**WORK INSTRUCTIONS:** List each line holding the string "screenshot".

— START OF RECORDS TO USE —

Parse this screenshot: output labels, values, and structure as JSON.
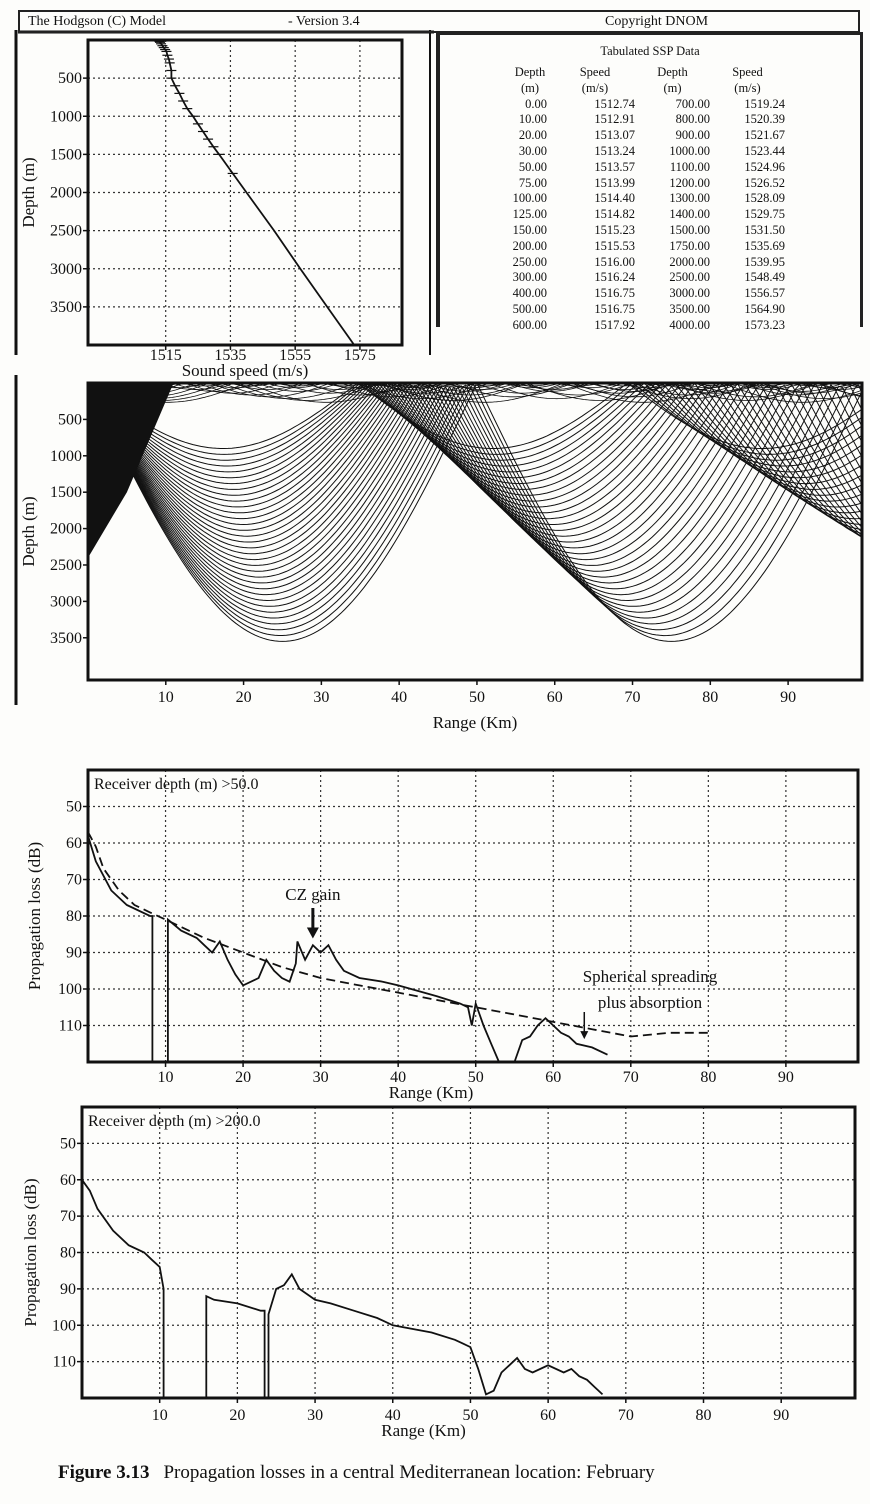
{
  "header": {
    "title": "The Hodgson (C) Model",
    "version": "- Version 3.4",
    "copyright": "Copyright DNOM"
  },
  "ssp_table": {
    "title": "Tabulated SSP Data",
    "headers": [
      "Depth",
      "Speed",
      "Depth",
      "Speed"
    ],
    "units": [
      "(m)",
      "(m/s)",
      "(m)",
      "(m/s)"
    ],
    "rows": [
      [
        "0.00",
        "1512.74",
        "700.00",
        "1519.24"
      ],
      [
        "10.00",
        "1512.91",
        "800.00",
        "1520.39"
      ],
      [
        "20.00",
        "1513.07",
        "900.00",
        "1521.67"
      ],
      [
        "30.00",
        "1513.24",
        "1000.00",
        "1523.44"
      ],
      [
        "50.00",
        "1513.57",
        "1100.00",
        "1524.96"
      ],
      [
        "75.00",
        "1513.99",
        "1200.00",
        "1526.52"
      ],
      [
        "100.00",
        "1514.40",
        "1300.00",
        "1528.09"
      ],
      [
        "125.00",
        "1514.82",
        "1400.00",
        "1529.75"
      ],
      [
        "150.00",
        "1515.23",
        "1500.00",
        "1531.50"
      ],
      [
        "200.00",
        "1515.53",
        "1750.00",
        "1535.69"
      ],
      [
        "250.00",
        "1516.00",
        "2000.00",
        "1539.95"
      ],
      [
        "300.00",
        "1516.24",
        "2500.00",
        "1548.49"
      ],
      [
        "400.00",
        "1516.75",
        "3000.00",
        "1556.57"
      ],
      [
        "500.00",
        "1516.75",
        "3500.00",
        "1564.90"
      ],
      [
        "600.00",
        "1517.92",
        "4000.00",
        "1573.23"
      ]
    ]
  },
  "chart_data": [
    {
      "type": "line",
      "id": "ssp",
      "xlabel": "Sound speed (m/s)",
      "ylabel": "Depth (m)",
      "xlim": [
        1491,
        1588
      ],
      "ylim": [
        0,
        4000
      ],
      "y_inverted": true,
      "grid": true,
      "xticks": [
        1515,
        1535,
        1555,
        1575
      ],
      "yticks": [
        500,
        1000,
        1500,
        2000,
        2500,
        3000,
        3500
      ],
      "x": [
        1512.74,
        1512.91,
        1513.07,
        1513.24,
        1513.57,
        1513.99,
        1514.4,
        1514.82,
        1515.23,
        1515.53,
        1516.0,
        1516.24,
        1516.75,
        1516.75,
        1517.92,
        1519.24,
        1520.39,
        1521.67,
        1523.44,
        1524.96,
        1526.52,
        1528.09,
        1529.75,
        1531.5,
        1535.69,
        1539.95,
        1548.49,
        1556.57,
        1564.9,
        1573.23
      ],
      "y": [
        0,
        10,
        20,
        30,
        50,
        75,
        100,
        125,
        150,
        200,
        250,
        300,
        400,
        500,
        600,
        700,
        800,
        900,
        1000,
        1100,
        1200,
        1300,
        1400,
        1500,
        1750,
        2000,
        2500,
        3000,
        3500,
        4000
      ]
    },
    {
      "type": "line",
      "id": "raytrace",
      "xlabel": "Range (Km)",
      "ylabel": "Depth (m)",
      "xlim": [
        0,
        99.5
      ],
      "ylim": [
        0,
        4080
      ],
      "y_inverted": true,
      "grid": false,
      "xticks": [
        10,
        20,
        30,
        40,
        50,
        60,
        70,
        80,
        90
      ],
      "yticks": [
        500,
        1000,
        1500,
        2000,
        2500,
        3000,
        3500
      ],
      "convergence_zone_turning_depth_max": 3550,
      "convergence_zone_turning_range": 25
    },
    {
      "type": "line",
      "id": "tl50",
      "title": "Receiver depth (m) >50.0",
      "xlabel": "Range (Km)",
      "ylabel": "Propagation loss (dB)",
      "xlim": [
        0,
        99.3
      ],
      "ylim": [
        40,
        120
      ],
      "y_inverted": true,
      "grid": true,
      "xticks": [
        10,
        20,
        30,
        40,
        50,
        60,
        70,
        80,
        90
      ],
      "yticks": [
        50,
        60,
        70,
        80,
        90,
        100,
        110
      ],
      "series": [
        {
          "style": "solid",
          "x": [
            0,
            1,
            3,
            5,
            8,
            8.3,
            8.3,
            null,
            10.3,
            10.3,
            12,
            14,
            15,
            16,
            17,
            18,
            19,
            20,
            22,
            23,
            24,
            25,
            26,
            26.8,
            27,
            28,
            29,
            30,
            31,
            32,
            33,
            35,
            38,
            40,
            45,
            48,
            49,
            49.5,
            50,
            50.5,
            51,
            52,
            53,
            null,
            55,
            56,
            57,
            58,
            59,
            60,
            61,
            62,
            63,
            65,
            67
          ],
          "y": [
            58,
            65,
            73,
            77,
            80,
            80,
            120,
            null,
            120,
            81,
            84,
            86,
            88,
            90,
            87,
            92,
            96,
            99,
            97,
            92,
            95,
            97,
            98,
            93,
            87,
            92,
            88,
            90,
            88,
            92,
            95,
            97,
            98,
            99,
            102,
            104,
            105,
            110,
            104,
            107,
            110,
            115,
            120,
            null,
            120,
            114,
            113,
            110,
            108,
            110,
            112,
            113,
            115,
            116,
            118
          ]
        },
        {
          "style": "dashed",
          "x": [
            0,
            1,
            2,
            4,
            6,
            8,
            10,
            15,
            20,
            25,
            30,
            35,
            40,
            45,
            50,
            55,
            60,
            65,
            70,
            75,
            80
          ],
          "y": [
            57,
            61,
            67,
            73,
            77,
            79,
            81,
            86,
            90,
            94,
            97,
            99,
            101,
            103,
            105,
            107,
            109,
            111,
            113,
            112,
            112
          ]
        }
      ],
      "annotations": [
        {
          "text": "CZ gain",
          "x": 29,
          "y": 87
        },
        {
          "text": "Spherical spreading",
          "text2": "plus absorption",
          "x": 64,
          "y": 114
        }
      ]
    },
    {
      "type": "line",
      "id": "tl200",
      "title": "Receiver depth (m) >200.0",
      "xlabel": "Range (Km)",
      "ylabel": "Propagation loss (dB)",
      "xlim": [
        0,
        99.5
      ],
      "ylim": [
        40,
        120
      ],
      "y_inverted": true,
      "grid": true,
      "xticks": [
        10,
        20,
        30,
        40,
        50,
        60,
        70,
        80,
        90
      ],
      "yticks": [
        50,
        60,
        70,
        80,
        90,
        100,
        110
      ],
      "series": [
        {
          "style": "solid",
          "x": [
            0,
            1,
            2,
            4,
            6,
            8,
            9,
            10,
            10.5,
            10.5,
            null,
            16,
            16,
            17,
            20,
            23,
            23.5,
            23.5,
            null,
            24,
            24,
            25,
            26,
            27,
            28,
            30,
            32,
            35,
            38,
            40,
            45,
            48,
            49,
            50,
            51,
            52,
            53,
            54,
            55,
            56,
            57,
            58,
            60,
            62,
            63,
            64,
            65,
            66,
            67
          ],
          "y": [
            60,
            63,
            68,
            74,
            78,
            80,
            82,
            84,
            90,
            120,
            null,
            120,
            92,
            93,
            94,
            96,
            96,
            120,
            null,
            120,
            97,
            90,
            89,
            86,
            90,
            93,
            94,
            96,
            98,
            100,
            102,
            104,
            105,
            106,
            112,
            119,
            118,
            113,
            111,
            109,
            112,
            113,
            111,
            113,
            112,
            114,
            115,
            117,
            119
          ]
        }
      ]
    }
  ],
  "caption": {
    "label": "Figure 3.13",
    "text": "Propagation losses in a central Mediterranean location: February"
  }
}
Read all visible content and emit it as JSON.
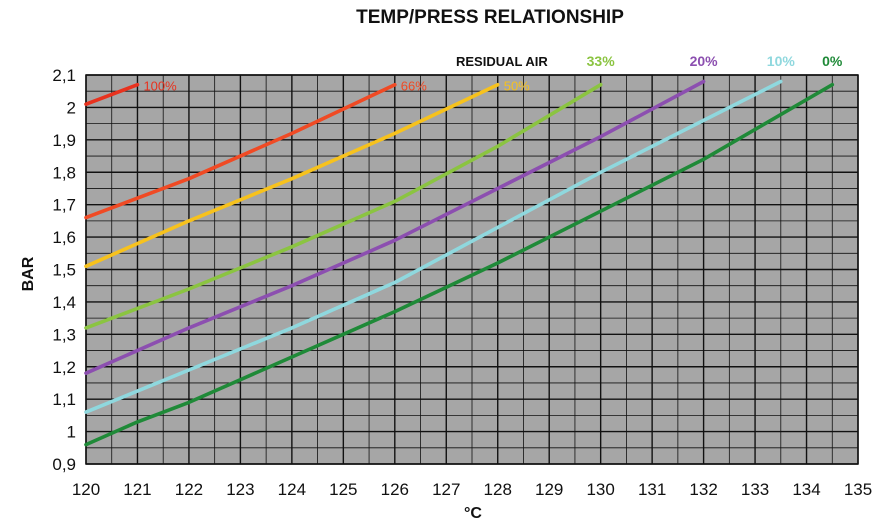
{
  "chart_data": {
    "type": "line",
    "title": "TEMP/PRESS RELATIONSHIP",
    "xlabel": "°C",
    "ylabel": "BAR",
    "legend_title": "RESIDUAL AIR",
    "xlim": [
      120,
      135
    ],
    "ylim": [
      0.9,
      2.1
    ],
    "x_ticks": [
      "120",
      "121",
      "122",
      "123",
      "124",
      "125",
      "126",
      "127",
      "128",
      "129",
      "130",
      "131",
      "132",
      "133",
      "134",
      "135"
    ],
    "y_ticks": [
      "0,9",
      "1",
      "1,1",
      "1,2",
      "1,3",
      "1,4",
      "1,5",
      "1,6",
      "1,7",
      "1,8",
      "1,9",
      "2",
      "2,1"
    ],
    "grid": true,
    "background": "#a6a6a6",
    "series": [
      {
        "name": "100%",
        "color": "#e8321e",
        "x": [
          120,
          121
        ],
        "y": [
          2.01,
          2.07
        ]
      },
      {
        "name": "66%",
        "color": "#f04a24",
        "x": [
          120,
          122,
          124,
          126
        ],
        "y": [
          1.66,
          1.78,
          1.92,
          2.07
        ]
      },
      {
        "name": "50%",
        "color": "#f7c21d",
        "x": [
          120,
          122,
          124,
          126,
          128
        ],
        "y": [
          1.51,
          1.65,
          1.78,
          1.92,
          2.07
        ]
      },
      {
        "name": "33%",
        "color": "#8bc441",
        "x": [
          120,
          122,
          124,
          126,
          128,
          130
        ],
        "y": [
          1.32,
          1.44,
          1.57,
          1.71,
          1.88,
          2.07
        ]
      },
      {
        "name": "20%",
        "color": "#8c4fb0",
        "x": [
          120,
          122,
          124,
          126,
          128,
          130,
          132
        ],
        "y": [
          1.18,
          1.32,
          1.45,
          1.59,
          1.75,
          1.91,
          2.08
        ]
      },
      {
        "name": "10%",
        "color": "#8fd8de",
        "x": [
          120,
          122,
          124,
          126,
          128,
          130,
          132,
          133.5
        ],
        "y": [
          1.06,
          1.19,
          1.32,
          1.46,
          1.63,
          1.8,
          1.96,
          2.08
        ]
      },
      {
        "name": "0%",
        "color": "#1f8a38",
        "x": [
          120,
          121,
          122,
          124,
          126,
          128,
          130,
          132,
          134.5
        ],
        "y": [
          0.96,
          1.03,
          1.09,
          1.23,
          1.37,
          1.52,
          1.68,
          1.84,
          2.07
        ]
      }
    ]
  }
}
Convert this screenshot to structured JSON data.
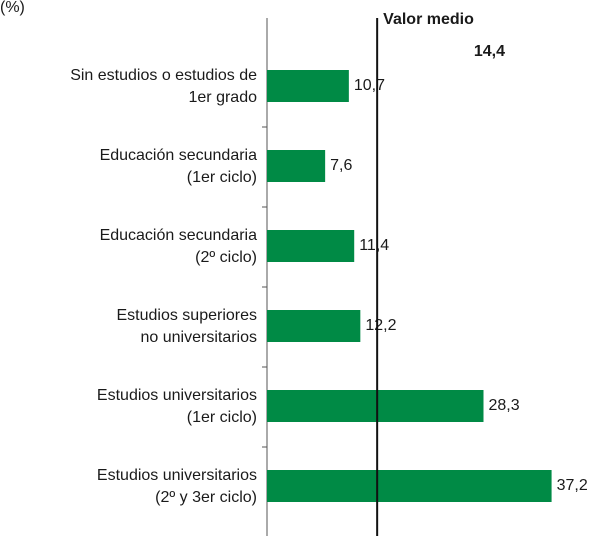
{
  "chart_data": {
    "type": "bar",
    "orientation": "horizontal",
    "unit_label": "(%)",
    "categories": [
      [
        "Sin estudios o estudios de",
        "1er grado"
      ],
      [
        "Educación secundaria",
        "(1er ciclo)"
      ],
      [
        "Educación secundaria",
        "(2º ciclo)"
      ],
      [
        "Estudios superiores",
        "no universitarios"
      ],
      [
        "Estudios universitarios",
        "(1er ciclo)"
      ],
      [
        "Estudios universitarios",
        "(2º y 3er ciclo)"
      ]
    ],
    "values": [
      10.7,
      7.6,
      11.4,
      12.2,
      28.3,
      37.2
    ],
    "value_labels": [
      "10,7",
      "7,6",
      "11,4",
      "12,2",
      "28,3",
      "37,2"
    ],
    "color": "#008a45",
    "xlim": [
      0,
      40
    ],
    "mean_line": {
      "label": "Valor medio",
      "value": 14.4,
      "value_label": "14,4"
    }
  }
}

— END OF RECORDS TO USE —

**SOLUTION FOR THIS EXERCISE:**
Parse this screenshot: output labels, values, and structure as JSON.
Convert this screenshot to structured JSON data.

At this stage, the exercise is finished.